● **Goal**
Render every entry verbatim.

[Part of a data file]
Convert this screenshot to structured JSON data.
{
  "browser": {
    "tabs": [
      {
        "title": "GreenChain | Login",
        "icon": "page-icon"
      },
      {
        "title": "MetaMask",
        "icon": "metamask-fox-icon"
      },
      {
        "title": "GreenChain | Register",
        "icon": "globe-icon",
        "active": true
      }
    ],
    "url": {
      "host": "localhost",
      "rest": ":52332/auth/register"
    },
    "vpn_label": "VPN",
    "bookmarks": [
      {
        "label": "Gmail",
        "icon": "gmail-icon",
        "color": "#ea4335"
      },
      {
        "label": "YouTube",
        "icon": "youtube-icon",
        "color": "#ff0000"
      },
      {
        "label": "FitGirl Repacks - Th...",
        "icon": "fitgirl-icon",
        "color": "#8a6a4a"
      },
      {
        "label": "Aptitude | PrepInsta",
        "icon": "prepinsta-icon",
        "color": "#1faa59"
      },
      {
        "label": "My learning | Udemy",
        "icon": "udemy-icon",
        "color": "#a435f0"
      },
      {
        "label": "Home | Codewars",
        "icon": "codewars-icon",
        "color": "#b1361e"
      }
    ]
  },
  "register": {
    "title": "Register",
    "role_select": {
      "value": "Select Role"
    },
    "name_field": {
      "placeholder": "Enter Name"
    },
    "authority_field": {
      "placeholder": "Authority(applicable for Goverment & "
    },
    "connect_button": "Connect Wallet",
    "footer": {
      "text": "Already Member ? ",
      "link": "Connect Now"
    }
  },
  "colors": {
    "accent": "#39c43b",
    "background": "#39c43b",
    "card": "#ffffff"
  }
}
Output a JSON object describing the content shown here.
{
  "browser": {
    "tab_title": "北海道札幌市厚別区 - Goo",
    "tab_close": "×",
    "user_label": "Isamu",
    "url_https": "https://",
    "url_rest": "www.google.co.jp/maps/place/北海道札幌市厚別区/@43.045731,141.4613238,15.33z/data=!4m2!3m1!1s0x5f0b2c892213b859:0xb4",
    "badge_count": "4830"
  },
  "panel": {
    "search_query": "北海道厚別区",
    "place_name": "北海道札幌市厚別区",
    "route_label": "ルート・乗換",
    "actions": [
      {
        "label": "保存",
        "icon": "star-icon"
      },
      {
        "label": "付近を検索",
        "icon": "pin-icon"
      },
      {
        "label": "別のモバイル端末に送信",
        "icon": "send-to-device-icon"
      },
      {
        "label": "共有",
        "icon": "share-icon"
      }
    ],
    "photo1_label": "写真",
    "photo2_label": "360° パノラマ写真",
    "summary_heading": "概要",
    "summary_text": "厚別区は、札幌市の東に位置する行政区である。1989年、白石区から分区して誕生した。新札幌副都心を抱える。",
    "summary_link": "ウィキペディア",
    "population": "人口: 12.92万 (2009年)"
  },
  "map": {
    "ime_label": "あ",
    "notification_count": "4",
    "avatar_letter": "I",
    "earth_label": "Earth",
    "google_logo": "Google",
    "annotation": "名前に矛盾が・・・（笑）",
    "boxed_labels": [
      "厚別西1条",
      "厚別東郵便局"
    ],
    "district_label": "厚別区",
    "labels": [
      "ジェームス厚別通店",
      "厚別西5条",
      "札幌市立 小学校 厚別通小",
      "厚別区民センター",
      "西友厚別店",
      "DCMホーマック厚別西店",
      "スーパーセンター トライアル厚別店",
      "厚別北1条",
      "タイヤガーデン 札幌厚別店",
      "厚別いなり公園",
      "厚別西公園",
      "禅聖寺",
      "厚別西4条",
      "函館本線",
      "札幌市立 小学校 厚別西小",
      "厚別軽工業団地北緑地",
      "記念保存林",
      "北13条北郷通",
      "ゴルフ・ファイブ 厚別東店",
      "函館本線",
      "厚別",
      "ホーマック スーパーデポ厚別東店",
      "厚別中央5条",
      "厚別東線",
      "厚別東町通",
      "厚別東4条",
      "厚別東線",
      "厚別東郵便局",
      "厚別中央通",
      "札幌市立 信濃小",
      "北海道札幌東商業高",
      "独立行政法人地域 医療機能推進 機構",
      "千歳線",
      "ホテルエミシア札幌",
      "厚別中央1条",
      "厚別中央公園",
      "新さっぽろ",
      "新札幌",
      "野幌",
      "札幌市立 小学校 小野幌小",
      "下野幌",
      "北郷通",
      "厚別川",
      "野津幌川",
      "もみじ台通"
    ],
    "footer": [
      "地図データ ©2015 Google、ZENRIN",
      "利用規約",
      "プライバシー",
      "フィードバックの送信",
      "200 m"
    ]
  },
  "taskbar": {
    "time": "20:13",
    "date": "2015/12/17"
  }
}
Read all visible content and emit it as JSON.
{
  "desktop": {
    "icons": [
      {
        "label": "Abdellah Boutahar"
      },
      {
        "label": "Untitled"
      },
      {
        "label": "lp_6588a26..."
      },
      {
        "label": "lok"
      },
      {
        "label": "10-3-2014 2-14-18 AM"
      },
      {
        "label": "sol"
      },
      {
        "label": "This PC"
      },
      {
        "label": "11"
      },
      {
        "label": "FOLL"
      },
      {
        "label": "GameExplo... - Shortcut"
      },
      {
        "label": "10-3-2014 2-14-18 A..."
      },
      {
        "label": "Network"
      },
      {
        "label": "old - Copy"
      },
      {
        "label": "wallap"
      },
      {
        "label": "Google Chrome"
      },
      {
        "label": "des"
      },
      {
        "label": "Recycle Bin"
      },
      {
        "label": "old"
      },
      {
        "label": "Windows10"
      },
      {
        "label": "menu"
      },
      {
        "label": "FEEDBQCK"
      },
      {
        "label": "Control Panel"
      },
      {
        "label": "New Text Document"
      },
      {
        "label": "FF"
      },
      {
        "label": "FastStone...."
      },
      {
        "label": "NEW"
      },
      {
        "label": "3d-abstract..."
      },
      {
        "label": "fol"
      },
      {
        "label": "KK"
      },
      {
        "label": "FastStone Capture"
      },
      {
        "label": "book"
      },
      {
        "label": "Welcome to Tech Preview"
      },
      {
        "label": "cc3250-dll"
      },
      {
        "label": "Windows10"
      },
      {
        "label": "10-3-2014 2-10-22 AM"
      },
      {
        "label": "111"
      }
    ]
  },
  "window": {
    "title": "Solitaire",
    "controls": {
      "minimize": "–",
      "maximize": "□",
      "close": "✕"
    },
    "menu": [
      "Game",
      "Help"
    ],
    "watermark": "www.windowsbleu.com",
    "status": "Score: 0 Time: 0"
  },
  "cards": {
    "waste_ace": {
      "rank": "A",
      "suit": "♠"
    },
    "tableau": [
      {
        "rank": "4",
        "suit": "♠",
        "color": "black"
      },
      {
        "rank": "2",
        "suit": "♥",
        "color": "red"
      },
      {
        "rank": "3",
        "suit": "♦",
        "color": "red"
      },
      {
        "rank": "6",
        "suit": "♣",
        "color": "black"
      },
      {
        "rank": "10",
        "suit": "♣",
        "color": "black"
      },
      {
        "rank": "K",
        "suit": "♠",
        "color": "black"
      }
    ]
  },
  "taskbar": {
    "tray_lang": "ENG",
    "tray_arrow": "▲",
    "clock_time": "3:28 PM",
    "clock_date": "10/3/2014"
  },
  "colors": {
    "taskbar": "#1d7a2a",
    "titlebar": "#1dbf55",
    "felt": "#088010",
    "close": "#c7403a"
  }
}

● **Reply to the task**
Convert this screenshot to structured JSON data.
{
  "browser": {
    "tabs": [
      {
        "title": "GreenChain | Login",
        "icon": "page-icon"
      },
      {
        "title": "MetaMask",
        "icon": "metamask-fox-icon"
      },
      {
        "title": "GreenChain | Register",
        "icon": "globe-icon",
        "active": true
      }
    ],
    "url": {
      "host": "localhost",
      "rest": ":52332/auth/register"
    },
    "vpn_label": "VPN",
    "bookmarks": [
      {
        "label": "Gmail",
        "icon": "gmail-icon",
        "color": "#ea4335"
      },
      {
        "label": "YouTube",
        "icon": "youtube-icon",
        "color": "#ff0000"
      },
      {
        "label": "FitGirl Repacks - Th...",
        "icon": "fitgirl-icon",
        "color": "#8a6a4a"
      },
      {
        "label": "Aptitude | PrepInsta",
        "icon": "prepinsta-icon",
        "color": "#1faa59"
      },
      {
        "label": "My learning | Udemy",
        "icon": "udemy-icon",
        "color": "#a435f0"
      },
      {
        "label": "Home | Codewars",
        "icon": "codewars-icon",
        "color": "#b1361e"
      }
    ]
  },
  "register": {
    "title": "Register",
    "role_select": {
      "value": "Select Role"
    },
    "name_field": {
      "placeholder": "Enter Name"
    },
    "authority_field": {
      "placeholder": "Authority(applicable for Goverment & "
    },
    "connect_button": "Connect Wallet",
    "footer": {
      "text": "Already Member ? ",
      "link": "Connect Now"
    }
  },
  "colors": {
    "accent": "#39c43b",
    "background": "#39c43b",
    "card": "#ffffff"
  }
}
Output a JSON object describing the content shown here.
{
  "browser": {
    "tab_title": "北海道札幌市厚別区 - Goo",
    "tab_close": "×",
    "user_label": "Isamu",
    "url_https": "https://",
    "url_rest": "www.google.co.jp/maps/place/北海道札幌市厚別区/@43.045731,141.4613238,15.33z/data=!4m2!3m1!1s0x5f0b2c892213b859:0xb4",
    "badge_count": "4830"
  },
  "panel": {
    "search_query": "北海道厚別区",
    "place_name": "北海道札幌市厚別区",
    "route_label": "ルート・乗換",
    "actions": [
      {
        "label": "保存",
        "icon": "star-icon"
      },
      {
        "label": "付近を検索",
        "icon": "pin-icon"
      },
      {
        "label": "別のモバイル端末に送信",
        "icon": "send-to-device-icon"
      },
      {
        "label": "共有",
        "icon": "share-icon"
      }
    ],
    "photo1_label": "写真",
    "photo2_label": "360° パノラマ写真",
    "summary_heading": "概要",
    "summary_text": "厚別区は、札幌市の東に位置する行政区である。1989年、白石区から分区して誕生した。新札幌副都心を抱える。",
    "summary_link": "ウィキペディア",
    "population": "人口: 12.92万 (2009年)"
  },
  "map": {
    "ime_label": "あ",
    "notification_count": "4",
    "avatar_letter": "I",
    "earth_label": "Earth",
    "google_logo": "Google",
    "annotation": "名前に矛盾が・・・（笑）",
    "boxed_labels": [
      "厚別西1条",
      "厚別東郵便局"
    ],
    "district_label": "厚別区",
    "labels": [
      "ジェームス厚別通店",
      "厚別西5条",
      "札幌市立 小学校 厚別通小",
      "厚別区民センター",
      "西友厚別店",
      "DCMホーマック厚別西店",
      "スーパーセンター トライアル厚別店",
      "厚別北1条",
      "タイヤガーデン 札幌厚別店",
      "厚別いなり公園",
      "厚別西公園",
      "禅聖寺",
      "厚別西4条",
      "函館本線",
      "札幌市立 小学校 厚別西小",
      "厚別軽工業団地北緑地",
      "記念保存林",
      "北13条北郷通",
      "ゴルフ・ファイブ 厚別東店",
      "函館本線",
      "厚別",
      "ホーマック スーパーデポ厚別東店",
      "厚別中央5条",
      "厚別東線",
      "厚別東町通",
      "厚別東4条",
      "厚別東線",
      "厚別東郵便局",
      "厚別中央通",
      "札幌市立 信濃小",
      "北海道札幌東商業高",
      "独立行政法人地域 医療機能推進 機構",
      "千歳線",
      "ホテルエミシア札幌",
      "厚別中央1条",
      "厚別中央公園",
      "新さっぽろ",
      "新札幌",
      "野幌",
      "札幌市立 小学校 小野幌小",
      "下野幌",
      "北郷通",
      "厚別川",
      "野津幌川",
      "もみじ台通"
    ],
    "footer": [
      "地図データ ©2015 Google、ZENRIN",
      "利用規約",
      "プライバシー",
      "フィードバックの送信",
      "200 m"
    ]
  },
  "taskbar": {
    "time": "20:13",
    "date": "2015/12/17"
  }
}
Read all visible content and emit it as JSON.
{
  "desktop": {
    "icons": [
      {
        "label": "Abdellah Boutahar"
      },
      {
        "label": "Untitled"
      },
      {
        "label": "lp_6588a26..."
      },
      {
        "label": "lok"
      },
      {
        "label": "10-3-2014 2-14-18 AM"
      },
      {
        "label": "sol"
      },
      {
        "label": "This PC"
      },
      {
        "label": "11"
      },
      {
        "label": "FOLL"
      },
      {
        "label": "GameExplo... - Shortcut"
      },
      {
        "label": "10-3-2014 2-14-18 A..."
      },
      {
        "label": "Network"
      },
      {
        "label": "old - Copy"
      },
      {
        "label": "wallap"
      },
      {
        "label": "Google Chrome"
      },
      {
        "label": "des"
      },
      {
        "label": "Recycle Bin"
      },
      {
        "label": "old"
      },
      {
        "label": "Windows10"
      },
      {
        "label": "menu"
      },
      {
        "label": "FEEDBQCK"
      },
      {
        "label": "Control Panel"
      },
      {
        "label": "New Text Document"
      },
      {
        "label": "FF"
      },
      {
        "label": "FastStone...."
      },
      {
        "label": "NEW"
      },
      {
        "label": "3d-abstract..."
      },
      {
        "label": "fol"
      },
      {
        "label": "KK"
      },
      {
        "label": "FastStone Capture"
      },
      {
        "label": "book"
      },
      {
        "label": "Welcome to Tech Preview"
      },
      {
        "label": "cc3250-dll"
      },
      {
        "label": "Windows10"
      },
      {
        "label": "10-3-2014 2-10-22 AM"
      },
      {
        "label": "111"
      }
    ]
  },
  "window": {
    "title": "Solitaire",
    "controls": {
      "minimize": "–",
      "maximize": "□",
      "close": "✕"
    },
    "menu": [
      "Game",
      "Help"
    ],
    "watermark": "www.windowsbleu.com",
    "status": "Score: 0 Time: 0"
  },
  "cards": {
    "waste_ace": {
      "rank": "A",
      "suit": "♠"
    },
    "tableau": [
      {
        "rank": "4",
        "suit": "♠",
        "color": "black"
      },
      {
        "rank": "2",
        "suit": "♥",
        "color": "red"
      },
      {
        "rank": "3",
        "suit": "♦",
        "color": "red"
      },
      {
        "rank": "6",
        "suit": "♣",
        "color": "black"
      },
      {
        "rank": "10",
        "suit": "♣",
        "color": "black"
      },
      {
        "rank": "K",
        "suit": "♠",
        "color": "black"
      }
    ]
  },
  "taskbar": {
    "tray_lang": "ENG",
    "tray_arrow": "▲",
    "clock_time": "3:28 PM",
    "clock_date": "10/3/2014"
  },
  "colors": {
    "taskbar": "#1d7a2a",
    "titlebar": "#1dbf55",
    "felt": "#088010",
    "close": "#c7403a"
  }
}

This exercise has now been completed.